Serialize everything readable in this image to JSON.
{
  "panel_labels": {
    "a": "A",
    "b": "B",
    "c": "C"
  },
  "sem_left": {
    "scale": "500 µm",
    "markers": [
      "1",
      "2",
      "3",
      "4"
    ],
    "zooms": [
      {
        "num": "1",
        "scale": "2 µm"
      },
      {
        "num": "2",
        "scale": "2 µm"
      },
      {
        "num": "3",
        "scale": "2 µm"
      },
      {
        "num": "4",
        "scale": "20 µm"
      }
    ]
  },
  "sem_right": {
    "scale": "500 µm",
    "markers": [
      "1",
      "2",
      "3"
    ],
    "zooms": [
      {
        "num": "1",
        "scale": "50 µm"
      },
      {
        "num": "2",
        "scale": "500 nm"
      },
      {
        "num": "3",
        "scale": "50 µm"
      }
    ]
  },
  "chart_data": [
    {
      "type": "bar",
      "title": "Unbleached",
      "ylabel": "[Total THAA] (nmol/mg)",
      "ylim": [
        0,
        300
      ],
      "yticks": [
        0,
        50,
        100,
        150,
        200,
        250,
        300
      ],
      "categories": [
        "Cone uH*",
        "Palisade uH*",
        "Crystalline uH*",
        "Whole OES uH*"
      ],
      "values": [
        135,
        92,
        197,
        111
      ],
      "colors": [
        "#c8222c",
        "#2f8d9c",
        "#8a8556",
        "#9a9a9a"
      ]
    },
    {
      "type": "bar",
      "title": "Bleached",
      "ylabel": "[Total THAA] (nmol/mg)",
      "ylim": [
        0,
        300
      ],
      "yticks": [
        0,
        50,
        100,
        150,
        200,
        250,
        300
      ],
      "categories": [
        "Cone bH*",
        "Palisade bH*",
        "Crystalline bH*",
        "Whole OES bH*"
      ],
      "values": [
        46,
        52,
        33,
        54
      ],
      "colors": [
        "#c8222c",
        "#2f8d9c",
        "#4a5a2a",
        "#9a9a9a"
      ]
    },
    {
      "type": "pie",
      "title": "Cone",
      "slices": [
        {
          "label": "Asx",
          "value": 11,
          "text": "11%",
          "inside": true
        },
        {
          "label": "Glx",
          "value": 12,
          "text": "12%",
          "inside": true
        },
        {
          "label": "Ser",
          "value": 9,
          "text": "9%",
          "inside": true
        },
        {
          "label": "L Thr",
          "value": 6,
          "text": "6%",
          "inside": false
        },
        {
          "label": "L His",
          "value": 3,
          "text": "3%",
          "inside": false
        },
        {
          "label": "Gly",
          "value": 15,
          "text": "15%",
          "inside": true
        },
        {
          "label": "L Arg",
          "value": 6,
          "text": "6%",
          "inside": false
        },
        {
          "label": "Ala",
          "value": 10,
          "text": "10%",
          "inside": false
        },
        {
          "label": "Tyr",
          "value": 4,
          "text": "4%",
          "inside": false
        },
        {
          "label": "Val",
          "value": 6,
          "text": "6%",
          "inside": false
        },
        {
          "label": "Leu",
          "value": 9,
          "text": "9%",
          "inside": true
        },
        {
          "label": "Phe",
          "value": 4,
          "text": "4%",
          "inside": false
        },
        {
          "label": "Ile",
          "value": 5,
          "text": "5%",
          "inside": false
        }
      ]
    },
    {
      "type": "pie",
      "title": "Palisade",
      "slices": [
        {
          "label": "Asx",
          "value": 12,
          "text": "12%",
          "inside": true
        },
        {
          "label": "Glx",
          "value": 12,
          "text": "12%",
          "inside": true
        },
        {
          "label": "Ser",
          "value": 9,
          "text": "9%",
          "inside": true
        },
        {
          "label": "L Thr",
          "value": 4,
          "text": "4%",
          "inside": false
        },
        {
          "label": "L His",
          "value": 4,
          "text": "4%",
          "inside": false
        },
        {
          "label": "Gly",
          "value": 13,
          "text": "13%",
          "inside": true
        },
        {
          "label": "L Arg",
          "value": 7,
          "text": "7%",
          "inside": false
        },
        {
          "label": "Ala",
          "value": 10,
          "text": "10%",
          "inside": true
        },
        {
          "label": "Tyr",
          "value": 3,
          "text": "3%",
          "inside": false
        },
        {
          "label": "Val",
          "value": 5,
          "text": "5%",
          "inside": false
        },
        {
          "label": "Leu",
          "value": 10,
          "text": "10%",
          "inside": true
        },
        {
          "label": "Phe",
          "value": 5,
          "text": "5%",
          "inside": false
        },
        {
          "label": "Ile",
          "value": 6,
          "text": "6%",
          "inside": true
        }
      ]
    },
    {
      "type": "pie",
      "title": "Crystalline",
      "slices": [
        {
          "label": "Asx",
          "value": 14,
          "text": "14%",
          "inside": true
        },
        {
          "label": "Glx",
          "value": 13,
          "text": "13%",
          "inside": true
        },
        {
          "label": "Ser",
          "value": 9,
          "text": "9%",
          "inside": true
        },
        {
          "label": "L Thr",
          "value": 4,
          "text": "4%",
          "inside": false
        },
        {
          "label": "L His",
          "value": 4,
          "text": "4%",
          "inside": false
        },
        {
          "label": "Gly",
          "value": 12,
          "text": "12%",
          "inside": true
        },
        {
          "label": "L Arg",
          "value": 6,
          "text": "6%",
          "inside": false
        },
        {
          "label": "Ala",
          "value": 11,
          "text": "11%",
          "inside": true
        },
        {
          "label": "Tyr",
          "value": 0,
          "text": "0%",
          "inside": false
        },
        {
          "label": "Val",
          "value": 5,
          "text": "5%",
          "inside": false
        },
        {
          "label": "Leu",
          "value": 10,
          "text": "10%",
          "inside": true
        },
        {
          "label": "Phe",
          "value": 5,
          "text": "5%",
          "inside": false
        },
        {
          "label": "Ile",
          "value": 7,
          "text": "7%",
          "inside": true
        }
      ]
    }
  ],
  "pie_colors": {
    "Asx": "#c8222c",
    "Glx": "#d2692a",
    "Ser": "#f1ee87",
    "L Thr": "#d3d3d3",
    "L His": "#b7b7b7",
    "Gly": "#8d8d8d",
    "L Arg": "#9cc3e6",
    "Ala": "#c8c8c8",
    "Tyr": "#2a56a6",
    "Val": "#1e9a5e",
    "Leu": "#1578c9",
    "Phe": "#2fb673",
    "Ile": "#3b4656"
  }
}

◇ ◇ ◇ ◇ ◇ ◇ ◇

▶ _WHAT IS REQUIRED_
Find each line that has the word "title", then copy it out.

▶ _ANSWER IN FULL_
      "title": "Unbleached",
      "title": "Bleached",
      "title": "Cone",
      "title": "Palisade",
      "title": "Crystalline",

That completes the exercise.